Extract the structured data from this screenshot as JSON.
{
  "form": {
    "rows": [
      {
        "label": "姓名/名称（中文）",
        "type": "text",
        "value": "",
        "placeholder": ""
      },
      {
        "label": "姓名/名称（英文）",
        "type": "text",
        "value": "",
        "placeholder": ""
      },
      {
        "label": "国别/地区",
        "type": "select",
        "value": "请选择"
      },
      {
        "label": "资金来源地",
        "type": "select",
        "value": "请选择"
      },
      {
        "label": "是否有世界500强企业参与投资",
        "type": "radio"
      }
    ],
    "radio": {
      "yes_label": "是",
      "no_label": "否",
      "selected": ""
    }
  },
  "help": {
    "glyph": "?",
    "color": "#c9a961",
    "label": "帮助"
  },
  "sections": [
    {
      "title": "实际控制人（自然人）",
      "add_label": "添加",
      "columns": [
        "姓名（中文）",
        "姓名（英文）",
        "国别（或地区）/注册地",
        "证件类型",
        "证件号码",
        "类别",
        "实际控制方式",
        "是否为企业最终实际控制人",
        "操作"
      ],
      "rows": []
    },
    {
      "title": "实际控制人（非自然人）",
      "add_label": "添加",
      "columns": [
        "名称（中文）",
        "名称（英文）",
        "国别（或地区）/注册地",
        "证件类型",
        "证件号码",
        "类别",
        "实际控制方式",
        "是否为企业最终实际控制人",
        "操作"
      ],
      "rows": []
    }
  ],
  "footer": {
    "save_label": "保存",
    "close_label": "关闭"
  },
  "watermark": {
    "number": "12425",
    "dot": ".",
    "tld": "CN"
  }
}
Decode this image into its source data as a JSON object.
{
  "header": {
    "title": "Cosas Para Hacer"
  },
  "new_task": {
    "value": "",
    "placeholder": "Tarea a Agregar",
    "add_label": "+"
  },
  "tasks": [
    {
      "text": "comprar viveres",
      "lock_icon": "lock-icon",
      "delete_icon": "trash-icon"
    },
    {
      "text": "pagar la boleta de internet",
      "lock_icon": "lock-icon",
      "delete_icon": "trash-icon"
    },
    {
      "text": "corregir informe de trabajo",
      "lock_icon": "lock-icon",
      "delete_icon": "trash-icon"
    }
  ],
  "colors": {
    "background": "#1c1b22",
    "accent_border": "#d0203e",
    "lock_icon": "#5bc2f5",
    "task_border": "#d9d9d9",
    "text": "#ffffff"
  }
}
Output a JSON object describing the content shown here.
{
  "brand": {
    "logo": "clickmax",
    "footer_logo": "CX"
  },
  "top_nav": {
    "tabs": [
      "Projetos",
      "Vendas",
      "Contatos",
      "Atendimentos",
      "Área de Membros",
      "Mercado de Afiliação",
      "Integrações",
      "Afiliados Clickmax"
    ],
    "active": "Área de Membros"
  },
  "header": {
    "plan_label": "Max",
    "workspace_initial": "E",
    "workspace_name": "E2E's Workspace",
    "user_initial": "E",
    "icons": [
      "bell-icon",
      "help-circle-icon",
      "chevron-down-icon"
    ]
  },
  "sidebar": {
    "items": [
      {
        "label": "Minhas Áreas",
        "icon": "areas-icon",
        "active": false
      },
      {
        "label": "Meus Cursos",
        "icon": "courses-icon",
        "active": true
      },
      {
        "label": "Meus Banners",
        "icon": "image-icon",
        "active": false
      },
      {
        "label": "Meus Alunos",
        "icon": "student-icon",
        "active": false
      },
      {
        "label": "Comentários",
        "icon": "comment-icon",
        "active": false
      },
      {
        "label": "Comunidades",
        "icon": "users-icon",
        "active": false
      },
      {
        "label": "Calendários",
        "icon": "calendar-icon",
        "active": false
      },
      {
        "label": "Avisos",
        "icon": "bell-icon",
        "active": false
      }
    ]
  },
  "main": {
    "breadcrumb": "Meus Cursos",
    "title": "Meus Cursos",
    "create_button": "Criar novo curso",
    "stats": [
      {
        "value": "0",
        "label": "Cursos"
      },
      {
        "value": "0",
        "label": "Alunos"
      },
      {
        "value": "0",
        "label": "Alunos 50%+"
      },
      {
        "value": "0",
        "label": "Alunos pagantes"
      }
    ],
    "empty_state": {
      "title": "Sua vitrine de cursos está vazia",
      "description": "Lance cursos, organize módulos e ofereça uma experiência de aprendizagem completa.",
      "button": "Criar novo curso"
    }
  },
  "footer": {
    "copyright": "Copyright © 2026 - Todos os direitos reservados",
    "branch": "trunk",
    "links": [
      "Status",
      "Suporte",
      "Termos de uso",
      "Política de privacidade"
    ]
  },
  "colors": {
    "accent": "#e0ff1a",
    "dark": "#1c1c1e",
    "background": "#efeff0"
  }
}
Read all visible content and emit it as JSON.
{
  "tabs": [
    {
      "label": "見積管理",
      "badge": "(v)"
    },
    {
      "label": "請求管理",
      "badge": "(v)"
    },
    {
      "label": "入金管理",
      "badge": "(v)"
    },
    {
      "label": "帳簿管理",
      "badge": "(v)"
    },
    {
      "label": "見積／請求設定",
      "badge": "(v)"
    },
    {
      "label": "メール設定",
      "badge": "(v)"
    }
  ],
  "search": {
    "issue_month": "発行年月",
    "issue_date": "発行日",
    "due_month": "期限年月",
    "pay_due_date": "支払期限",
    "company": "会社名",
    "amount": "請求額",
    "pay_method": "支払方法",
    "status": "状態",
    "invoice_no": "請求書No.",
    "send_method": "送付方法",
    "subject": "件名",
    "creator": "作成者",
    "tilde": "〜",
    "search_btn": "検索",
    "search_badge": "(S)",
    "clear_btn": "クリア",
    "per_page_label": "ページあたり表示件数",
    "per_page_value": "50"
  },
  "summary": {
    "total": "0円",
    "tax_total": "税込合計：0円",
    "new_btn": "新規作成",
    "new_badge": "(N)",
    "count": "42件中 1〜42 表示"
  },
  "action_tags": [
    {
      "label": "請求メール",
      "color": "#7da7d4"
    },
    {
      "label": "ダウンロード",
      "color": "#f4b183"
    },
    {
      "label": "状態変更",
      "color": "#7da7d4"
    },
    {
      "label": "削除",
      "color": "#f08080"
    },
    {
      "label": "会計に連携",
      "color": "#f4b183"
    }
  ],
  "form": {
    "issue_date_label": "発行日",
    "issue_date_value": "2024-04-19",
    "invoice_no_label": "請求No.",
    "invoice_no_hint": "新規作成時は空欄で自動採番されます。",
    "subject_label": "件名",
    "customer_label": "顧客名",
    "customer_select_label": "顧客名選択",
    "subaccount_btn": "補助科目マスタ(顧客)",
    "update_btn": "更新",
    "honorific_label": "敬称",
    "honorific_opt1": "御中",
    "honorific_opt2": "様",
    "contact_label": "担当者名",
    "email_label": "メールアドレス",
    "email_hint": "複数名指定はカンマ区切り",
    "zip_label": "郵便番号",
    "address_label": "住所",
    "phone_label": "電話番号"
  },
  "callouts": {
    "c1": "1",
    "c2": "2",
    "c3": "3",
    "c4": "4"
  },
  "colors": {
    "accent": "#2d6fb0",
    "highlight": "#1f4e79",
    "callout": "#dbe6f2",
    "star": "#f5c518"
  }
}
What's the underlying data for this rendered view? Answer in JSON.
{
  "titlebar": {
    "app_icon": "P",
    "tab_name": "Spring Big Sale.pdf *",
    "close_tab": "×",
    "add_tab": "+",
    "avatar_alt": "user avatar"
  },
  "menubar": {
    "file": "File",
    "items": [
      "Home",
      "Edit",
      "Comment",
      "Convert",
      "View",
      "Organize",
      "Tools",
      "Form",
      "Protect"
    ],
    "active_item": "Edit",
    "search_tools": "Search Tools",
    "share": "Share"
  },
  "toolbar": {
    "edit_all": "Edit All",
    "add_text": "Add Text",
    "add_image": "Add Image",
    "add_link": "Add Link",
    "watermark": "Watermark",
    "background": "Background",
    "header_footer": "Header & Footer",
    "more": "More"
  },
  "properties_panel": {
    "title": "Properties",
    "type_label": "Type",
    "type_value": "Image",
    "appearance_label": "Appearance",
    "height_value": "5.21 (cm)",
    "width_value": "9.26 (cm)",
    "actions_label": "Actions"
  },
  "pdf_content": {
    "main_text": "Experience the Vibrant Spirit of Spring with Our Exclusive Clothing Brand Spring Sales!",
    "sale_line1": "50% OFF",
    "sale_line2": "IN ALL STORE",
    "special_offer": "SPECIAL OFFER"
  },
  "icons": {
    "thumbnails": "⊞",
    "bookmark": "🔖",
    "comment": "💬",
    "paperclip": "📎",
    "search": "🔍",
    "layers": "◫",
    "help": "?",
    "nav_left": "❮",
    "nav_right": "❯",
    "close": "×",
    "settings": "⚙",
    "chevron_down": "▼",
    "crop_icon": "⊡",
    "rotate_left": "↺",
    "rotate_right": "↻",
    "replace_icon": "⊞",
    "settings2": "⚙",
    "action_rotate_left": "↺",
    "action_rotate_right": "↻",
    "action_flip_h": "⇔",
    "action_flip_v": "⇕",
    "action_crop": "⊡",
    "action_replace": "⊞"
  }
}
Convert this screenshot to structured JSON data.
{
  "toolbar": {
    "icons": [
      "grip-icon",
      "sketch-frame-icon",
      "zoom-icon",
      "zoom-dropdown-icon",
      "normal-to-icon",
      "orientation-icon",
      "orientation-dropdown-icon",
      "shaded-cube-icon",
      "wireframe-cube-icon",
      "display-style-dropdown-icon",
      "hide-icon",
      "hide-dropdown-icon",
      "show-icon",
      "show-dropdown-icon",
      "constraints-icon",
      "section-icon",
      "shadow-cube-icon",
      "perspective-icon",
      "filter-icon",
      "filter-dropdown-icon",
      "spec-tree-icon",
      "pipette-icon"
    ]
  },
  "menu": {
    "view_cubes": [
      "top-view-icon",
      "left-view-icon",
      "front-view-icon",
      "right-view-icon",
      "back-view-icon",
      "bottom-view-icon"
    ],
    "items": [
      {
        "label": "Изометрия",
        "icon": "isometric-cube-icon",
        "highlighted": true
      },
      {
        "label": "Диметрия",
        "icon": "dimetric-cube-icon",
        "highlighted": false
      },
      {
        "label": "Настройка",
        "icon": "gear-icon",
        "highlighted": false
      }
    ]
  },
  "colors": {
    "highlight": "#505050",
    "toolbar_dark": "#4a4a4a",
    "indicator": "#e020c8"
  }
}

****************************************

TO BE DONE –
Copy exactly, word for word, the line with "Convert this screenshot" through the final line of the listing.

ANSWER TO THIS EXERCISE –
Convert this screenshot to structured JSON data.
{
  "toolbar": {
    "icons": [
      "grip-icon",
      "sketch-frame-icon",
      "zoom-icon",
      "zoom-dropdown-icon",
      "normal-to-icon",
      "orientation-icon",
      "orientation-dropdown-icon",
      "shaded-cube-icon",
      "wireframe-cube-icon",
      "display-style-dropdown-icon",
      "hide-icon",
      "hide-dropdown-icon",
      "show-icon",
      "show-dropdown-icon",
      "constraints-icon",
      "section-icon",
      "shadow-cube-icon",
      "perspective-icon",
      "filter-icon",
      "filter-dropdown-icon",
      "spec-tree-icon",
      "pipette-icon"
    ]
  },
  "menu": {
    "view_cubes": [
      "top-view-icon",
      "left-view-icon",
      "front-view-icon",
      "right-view-icon",
      "back-view-icon",
      "bottom-view-icon"
    ],
    "items": [
      {
        "label": "Изометрия",
        "icon": "isometric-cube-icon",
        "highlighted": true
      },
      {
        "label": "Диметрия",
        "icon": "dimetric-cube-icon",
        "highlighted": false
      },
      {
        "label": "Настройка",
        "icon": "gear-icon",
        "highlighted": false
      }
    ]
  },
  "colors": {
    "highlight": "#505050",
    "toolbar_dark": "#4a4a4a",
    "indicator": "#e020c8"
  }
}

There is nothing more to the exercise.